OBJECTIVE
Write out every line below that includes the word "Алексеевна".

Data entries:
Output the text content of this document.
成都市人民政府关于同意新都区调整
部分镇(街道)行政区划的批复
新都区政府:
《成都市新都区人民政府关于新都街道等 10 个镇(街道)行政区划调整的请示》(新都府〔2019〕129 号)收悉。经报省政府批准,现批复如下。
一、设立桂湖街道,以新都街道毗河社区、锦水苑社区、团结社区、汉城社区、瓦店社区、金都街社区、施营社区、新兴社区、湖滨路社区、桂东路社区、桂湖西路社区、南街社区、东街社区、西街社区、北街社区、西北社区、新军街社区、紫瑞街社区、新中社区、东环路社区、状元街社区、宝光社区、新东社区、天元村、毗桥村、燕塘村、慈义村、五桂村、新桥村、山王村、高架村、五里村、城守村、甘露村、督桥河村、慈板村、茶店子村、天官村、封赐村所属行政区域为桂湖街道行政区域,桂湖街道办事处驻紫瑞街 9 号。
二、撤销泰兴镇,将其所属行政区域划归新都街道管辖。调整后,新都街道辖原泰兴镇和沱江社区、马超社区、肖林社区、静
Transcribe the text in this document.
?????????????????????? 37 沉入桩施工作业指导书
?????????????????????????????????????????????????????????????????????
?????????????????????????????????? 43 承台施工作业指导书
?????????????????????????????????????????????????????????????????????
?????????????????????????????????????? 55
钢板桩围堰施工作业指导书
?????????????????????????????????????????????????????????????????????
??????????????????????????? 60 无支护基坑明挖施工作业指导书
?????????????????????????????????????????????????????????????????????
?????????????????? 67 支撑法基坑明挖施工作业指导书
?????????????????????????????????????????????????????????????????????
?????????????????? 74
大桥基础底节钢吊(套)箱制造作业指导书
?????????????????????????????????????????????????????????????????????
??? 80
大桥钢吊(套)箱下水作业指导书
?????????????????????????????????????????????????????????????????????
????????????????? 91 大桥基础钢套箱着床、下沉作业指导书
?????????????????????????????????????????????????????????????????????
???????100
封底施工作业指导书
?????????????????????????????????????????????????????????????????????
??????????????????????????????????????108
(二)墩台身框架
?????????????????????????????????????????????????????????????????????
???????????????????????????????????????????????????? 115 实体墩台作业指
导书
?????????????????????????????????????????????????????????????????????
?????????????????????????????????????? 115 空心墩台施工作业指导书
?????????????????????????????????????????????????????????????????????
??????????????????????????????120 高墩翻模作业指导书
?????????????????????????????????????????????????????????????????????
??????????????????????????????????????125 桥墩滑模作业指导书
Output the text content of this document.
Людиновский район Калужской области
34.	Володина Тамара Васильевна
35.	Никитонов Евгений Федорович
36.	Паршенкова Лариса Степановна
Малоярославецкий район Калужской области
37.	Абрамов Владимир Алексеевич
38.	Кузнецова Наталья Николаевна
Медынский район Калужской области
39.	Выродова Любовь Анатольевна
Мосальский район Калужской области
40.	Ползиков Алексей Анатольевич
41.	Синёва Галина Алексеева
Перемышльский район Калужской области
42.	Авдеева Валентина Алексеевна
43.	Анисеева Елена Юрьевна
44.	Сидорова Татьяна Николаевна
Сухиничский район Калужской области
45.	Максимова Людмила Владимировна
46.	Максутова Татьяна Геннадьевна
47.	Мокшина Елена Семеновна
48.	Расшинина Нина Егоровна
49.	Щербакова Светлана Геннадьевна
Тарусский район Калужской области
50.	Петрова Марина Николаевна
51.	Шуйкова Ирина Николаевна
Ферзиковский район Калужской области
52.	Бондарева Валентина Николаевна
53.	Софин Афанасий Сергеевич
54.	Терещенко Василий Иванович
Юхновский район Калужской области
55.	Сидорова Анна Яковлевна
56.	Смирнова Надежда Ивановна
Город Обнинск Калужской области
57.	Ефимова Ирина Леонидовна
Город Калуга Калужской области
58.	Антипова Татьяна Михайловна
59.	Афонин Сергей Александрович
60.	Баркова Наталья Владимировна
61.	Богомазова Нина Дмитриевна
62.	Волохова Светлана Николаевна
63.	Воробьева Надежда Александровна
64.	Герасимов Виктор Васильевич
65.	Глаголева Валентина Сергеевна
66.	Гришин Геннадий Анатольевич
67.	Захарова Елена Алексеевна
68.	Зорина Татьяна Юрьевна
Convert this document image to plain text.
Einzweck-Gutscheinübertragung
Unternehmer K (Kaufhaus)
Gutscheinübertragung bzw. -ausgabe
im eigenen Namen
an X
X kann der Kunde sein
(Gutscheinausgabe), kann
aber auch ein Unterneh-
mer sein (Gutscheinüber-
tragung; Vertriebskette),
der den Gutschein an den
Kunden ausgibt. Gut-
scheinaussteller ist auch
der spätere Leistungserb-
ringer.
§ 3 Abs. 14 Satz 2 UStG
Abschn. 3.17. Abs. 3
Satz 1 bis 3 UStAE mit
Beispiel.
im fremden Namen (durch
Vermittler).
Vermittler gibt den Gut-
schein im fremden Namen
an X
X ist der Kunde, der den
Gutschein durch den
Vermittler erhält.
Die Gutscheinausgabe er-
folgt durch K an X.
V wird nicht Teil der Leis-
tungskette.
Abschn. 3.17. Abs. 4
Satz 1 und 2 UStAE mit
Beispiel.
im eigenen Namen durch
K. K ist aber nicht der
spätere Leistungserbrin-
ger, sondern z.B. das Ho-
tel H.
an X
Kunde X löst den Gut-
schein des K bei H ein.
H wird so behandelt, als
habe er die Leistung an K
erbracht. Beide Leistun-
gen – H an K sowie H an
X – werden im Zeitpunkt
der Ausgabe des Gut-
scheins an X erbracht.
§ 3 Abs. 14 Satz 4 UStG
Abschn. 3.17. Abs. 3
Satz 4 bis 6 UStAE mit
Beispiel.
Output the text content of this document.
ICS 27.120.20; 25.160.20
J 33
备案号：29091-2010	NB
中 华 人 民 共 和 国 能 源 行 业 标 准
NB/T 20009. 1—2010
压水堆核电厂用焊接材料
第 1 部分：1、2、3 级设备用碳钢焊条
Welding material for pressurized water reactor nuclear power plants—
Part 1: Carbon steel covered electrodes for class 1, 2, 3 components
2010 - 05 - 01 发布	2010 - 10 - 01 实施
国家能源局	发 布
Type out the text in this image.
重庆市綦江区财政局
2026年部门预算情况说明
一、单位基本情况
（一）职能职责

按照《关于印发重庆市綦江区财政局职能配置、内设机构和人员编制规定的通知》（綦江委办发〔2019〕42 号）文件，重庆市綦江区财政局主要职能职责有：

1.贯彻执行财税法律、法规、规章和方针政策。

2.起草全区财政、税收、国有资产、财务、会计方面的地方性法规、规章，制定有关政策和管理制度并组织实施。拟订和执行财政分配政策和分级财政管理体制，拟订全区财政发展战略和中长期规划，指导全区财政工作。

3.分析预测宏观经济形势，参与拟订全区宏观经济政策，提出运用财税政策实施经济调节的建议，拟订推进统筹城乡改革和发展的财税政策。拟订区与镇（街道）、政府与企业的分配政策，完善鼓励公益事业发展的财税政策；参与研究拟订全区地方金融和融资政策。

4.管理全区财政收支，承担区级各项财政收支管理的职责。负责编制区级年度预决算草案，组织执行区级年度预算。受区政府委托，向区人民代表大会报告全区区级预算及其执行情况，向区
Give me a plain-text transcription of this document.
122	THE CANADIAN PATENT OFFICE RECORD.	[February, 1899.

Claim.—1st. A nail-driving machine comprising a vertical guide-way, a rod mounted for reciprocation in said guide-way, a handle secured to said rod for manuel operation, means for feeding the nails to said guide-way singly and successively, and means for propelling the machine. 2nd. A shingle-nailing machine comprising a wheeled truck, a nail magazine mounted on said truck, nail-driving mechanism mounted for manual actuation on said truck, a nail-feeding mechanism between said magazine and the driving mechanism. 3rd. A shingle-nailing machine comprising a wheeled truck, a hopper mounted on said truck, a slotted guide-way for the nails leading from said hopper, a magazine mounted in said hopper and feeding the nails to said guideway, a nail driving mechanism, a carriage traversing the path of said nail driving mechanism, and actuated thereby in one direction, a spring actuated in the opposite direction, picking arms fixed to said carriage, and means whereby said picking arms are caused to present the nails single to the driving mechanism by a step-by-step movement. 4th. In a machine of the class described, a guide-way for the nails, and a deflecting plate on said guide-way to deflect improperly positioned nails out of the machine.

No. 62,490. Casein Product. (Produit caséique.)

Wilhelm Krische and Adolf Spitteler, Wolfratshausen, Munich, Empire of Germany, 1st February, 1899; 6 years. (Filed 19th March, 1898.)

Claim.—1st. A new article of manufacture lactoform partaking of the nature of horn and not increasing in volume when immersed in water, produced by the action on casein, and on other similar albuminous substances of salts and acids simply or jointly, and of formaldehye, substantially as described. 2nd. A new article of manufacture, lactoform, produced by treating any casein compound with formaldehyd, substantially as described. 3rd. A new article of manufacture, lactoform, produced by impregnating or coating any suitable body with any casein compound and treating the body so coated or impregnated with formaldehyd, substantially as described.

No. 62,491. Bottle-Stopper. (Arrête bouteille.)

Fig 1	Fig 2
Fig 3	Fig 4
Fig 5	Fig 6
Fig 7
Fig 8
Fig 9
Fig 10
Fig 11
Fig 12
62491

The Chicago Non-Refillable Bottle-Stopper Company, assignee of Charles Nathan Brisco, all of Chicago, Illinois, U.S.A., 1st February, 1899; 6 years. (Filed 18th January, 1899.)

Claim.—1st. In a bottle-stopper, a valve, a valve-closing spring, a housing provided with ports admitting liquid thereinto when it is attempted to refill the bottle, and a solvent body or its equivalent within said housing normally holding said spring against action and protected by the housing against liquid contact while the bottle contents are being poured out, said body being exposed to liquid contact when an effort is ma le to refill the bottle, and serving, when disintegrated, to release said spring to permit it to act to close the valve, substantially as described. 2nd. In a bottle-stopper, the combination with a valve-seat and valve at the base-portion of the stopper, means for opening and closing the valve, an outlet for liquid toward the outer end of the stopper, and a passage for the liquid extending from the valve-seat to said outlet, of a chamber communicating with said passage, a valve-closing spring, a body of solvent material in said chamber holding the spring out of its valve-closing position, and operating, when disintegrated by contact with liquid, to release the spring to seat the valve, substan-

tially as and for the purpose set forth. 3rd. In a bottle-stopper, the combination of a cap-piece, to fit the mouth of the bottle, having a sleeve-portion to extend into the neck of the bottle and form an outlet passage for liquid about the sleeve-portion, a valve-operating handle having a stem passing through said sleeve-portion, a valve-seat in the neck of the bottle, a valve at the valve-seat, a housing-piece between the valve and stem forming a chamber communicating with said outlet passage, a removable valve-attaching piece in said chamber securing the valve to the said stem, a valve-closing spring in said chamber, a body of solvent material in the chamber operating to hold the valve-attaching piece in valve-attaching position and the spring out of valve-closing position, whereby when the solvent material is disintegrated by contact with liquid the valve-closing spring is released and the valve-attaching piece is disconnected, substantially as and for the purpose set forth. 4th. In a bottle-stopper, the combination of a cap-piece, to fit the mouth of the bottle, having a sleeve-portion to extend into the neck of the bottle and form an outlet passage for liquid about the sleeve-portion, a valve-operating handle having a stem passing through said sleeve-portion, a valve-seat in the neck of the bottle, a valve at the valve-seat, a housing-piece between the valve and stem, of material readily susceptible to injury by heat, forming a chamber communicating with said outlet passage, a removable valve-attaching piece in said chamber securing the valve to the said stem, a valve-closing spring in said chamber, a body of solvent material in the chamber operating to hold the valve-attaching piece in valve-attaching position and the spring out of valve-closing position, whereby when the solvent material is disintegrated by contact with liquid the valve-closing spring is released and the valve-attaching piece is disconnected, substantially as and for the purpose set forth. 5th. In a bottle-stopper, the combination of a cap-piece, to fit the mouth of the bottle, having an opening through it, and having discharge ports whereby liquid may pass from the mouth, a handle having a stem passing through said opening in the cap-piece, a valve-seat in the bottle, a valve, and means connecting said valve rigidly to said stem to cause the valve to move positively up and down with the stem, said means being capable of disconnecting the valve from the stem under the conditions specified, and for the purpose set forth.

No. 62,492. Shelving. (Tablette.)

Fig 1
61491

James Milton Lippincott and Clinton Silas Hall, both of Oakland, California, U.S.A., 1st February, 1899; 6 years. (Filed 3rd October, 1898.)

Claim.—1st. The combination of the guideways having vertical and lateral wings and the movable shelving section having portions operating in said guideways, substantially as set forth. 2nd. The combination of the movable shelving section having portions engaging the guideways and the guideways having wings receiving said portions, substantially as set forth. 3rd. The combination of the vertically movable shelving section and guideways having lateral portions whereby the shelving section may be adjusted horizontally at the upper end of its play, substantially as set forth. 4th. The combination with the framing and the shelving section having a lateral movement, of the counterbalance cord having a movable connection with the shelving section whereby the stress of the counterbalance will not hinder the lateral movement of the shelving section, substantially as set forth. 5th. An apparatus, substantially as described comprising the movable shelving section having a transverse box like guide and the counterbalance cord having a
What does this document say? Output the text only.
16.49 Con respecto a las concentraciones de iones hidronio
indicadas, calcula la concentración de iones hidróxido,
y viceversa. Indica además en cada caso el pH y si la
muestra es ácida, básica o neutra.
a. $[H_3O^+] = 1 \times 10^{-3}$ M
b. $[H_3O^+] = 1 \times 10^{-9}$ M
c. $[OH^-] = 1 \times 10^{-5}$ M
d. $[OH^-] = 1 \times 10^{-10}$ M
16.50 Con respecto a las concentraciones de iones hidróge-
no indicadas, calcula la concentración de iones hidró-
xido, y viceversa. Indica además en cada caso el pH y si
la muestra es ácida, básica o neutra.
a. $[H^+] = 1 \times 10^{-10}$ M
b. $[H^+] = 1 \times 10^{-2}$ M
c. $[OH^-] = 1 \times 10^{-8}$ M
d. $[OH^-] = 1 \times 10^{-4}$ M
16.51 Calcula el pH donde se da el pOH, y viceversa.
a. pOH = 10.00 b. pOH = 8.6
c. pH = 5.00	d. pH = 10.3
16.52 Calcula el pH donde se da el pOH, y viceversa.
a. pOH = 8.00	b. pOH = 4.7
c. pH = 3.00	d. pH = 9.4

FULL RESPONSE
42.	Авдеева Валентина Алексеевна
67.	Захарова Елена Алексеевна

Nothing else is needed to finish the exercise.